◆ **The problem**: Quote the entries that follow exactly, leaving none out.

Dataset records
%%
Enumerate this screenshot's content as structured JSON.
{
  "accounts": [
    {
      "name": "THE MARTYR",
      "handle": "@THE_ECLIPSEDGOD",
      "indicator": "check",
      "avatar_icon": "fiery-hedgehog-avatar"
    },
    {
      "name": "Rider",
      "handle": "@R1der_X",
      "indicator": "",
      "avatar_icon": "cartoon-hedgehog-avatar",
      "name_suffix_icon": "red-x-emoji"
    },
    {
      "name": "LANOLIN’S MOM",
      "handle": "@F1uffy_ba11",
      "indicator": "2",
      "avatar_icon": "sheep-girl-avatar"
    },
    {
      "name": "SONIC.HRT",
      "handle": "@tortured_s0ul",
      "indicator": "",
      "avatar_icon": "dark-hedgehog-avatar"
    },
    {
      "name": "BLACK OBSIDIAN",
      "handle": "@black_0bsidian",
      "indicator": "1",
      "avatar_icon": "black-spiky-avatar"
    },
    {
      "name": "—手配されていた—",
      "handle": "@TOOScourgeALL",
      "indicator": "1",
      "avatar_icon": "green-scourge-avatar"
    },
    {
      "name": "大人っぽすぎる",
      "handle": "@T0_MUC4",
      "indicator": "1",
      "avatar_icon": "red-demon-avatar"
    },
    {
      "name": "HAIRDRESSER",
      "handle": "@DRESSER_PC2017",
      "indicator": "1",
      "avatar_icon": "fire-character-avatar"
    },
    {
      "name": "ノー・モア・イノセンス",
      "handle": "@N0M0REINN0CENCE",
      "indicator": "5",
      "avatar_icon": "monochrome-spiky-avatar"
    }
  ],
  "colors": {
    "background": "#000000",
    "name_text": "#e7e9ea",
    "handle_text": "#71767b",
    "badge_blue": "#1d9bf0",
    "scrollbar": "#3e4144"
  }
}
%%
◆ **The solution**:
Enumerate this screenshot's content as structured JSON.
{
  "accounts": [
    {
      "name": "THE MARTYR",
      "handle": "@THE_ECLIPSEDGOD",
      "indicator": "check",
      "avatar_icon": "fiery-hedgehog-avatar"
    },
    {
      "name": "Rider",
      "handle": "@R1der_X",
      "indicator": "",
      "avatar_icon": "cartoon-hedgehog-avatar",
      "name_suffix_icon": "red-x-emoji"
    },
    {
      "name": "LANOLIN’S MOM",
      "handle": "@F1uffy_ba11",
      "indicator": "2",
      "avatar_icon": "sheep-girl-avatar"
    },
    {
      "name": "SONIC.HRT",
      "handle": "@tortured_s0ul",
      "indicator": "",
      "avatar_icon": "dark-hedgehog-avatar"
    },
    {
      "name": "BLACK OBSIDIAN",
      "handle": "@black_0bsidian",
      "indicator": "1",
      "avatar_icon": "black-spiky-avatar"
    },
    {
      "name": "—手配されていた—",
      "handle": "@TOOScourgeALL",
      "indicator": "1",
      "avatar_icon": "green-scourge-avatar"
    },
    {
      "name": "大人っぽすぎる",
      "handle": "@T0_MUC4",
      "indicator": "1",
      "avatar_icon": "red-demon-avatar"
    },
    {
      "name": "HAIRDRESSER",
      "handle": "@DRESSER_PC2017",
      "indicator": "1",
      "avatar_icon": "fire-character-avatar"
    },
    {
      "name": "ノー・モア・イノセンス",
      "handle": "@N0M0REINN0CENCE",
      "indicator": "5",
      "avatar_icon": "monochrome-spiky-avatar"
    }
  ],
  "colors": {
    "background": "#000000",
    "name_text": "#e7e9ea",
    "handle_text": "#71767b",
    "badge_blue": "#1d9bf0",
    "scrollbar": "#3e4144"
  }
}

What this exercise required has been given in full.